Written request:
How many of the lines here include "Percent"? Answer with a single number.

Materials provided:
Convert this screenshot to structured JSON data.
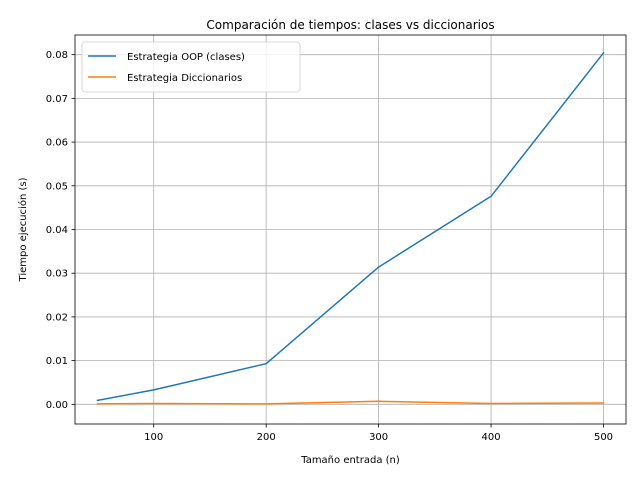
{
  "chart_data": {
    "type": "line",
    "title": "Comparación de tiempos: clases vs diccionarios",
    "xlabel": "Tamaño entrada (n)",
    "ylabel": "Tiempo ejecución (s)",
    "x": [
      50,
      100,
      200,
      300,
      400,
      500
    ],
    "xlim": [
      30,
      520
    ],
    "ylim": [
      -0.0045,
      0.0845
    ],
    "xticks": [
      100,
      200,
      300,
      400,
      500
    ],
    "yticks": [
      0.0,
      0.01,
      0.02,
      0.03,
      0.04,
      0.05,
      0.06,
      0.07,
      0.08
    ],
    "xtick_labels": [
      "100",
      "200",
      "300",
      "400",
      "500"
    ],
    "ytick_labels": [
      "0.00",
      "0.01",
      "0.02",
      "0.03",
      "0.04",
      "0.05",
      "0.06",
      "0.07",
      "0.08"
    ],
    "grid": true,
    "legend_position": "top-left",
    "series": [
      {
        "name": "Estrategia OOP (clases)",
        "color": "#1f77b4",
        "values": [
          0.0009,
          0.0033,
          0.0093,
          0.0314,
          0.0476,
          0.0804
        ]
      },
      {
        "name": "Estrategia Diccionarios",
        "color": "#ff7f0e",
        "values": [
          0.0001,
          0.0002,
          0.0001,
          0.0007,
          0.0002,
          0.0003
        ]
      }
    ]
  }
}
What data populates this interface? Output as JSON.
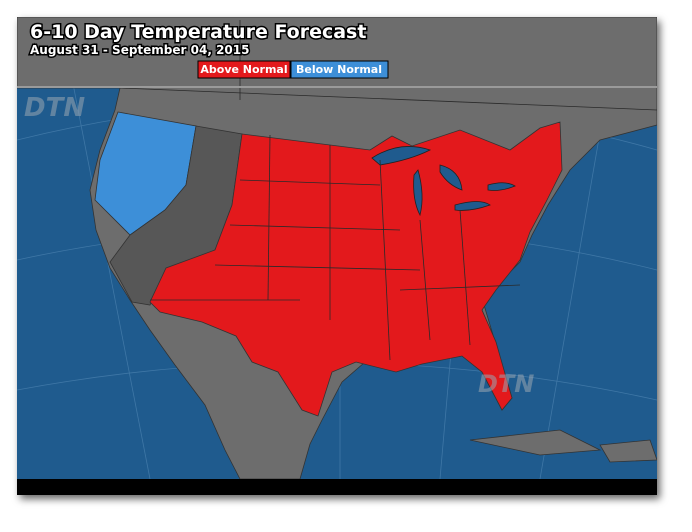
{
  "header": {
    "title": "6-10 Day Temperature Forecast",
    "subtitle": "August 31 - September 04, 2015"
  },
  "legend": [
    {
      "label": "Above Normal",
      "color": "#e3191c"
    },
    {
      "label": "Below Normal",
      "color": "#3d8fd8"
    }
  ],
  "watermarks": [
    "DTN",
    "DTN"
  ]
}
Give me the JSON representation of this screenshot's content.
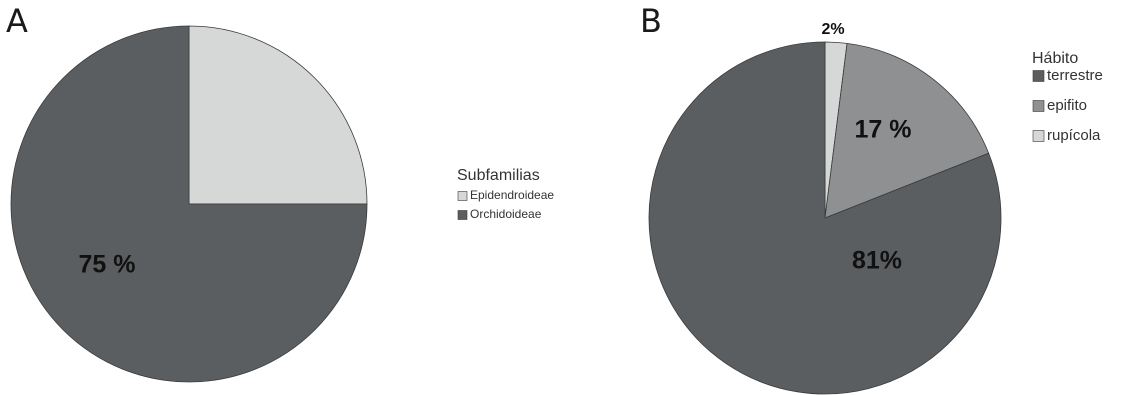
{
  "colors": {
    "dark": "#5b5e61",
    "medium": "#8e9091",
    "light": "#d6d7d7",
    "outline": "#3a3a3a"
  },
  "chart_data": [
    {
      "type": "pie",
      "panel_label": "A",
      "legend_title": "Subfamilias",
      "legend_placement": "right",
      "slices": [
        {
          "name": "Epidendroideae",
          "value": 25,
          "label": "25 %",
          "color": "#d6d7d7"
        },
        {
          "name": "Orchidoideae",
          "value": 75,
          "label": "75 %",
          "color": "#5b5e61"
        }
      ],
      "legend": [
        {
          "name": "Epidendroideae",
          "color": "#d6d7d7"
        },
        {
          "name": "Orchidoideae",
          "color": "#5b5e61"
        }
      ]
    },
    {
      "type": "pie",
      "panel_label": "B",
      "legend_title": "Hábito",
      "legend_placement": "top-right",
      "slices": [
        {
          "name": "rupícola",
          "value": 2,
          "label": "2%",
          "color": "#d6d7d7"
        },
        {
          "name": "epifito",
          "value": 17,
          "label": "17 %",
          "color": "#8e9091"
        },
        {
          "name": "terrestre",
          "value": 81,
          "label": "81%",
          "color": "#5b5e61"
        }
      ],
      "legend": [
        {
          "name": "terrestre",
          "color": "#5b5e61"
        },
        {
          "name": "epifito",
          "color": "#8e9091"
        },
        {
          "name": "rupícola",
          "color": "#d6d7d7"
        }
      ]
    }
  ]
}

* * *

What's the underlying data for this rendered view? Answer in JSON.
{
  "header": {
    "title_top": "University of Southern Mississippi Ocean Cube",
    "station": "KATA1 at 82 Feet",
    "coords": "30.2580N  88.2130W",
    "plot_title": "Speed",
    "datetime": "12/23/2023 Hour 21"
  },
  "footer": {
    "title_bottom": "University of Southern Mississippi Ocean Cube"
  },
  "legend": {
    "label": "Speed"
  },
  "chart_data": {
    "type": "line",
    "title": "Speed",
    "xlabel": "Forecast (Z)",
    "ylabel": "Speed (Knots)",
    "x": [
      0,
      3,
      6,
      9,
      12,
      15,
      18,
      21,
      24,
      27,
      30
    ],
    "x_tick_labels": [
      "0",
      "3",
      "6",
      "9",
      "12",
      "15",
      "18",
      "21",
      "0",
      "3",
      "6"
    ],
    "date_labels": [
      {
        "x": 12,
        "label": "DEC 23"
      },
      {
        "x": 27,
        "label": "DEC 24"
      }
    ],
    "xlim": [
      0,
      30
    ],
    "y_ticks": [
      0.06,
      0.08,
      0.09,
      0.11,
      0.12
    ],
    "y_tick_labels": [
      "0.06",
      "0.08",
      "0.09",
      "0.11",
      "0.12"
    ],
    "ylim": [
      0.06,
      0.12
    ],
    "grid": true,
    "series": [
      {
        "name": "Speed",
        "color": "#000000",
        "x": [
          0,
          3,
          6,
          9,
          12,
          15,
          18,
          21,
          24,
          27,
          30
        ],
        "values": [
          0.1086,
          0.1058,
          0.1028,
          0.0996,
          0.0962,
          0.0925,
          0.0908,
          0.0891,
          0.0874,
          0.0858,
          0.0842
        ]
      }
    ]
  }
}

==

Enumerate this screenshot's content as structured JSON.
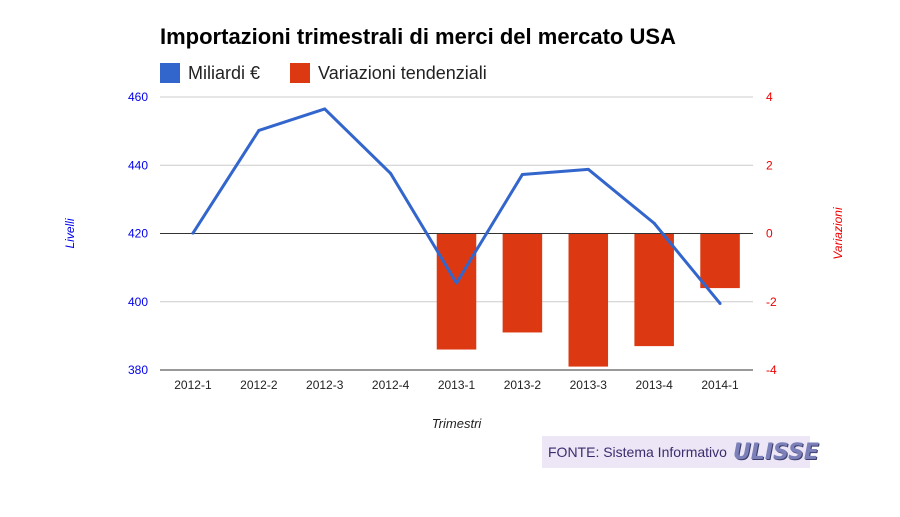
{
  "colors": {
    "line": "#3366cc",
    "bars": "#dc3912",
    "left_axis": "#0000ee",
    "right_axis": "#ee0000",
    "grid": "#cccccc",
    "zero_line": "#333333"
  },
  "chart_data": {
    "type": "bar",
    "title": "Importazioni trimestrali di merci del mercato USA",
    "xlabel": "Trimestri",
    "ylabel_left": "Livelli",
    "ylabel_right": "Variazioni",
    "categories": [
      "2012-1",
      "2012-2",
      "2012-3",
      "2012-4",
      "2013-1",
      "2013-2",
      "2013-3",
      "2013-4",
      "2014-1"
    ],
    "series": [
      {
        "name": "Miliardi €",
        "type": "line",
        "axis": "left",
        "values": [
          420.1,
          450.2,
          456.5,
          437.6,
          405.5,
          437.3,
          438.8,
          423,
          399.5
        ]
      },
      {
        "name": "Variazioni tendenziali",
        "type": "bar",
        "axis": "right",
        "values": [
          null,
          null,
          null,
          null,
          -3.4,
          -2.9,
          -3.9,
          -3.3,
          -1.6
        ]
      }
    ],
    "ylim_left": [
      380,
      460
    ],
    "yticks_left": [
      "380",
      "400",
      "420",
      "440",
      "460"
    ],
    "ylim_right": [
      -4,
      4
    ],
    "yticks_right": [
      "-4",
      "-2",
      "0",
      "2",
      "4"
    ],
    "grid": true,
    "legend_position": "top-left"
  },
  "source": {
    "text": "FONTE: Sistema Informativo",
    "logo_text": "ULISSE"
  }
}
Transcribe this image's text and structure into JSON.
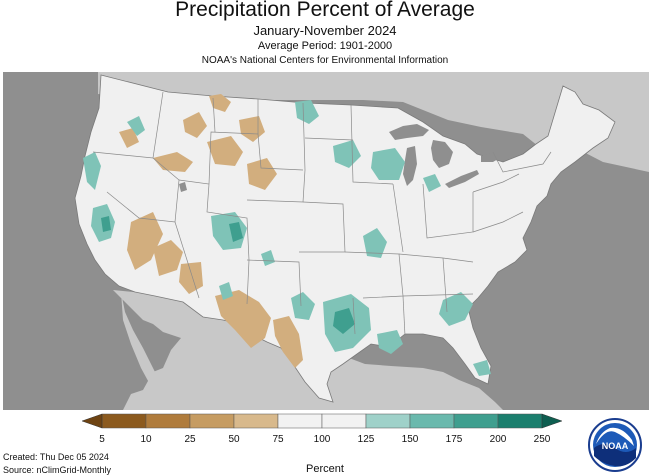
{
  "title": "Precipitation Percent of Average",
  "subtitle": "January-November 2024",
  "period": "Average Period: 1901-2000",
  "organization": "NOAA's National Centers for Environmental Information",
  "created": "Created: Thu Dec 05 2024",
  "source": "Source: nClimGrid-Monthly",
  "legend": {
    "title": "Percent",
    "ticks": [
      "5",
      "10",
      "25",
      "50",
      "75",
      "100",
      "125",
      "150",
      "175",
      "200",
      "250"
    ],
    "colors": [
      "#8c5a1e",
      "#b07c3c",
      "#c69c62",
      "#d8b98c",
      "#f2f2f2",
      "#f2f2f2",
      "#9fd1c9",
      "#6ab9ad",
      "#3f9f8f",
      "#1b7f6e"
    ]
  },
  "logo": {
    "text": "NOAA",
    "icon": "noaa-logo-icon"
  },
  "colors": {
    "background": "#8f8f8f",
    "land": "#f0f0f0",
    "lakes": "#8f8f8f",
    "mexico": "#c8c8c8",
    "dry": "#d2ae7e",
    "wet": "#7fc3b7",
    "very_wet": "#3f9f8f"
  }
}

Solution for this exercise:
2